■ GOAL ■
Check each line of the listing, and copy it if it contains the word "text".

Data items

--------------------

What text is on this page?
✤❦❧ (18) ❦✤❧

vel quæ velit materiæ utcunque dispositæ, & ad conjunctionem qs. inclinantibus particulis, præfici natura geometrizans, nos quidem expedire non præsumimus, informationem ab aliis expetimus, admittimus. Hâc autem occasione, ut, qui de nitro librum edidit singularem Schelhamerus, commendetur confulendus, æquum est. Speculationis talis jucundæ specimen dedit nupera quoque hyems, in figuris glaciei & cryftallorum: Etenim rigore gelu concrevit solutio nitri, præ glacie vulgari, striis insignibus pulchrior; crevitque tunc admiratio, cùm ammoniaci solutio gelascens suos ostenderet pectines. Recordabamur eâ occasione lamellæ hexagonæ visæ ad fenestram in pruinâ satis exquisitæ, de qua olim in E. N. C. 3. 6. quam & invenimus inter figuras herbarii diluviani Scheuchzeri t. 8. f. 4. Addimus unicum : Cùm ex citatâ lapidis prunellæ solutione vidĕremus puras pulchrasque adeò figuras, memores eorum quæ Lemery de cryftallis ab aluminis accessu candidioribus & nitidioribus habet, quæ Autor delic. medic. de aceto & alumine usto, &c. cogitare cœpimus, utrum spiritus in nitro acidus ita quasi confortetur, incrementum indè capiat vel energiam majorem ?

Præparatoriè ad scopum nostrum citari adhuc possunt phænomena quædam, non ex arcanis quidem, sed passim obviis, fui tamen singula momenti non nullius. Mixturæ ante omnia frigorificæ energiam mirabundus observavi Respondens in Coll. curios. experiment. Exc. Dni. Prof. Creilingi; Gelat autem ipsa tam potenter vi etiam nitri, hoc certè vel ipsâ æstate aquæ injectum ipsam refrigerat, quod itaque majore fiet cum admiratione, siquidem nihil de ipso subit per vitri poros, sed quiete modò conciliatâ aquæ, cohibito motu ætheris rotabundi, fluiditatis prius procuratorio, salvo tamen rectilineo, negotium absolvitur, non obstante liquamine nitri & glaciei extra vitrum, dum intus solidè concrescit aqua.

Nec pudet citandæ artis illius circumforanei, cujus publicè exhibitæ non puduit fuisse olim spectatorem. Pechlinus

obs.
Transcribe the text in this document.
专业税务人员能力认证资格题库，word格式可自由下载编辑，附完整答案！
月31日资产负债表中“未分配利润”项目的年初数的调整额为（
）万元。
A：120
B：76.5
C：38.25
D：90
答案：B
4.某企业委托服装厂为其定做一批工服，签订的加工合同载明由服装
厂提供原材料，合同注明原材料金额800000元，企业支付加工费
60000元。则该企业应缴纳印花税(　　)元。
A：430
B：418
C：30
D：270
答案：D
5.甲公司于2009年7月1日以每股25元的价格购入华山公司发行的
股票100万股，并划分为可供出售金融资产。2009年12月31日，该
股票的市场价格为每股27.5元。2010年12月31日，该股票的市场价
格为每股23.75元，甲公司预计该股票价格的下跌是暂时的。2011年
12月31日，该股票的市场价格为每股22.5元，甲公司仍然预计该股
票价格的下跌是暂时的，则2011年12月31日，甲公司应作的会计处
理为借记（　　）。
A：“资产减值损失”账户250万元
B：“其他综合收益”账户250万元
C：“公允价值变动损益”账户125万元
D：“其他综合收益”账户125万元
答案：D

--------------------

■ PROBLEM SOLUTION ■
What text is on this page?
Transcribe the text in this document.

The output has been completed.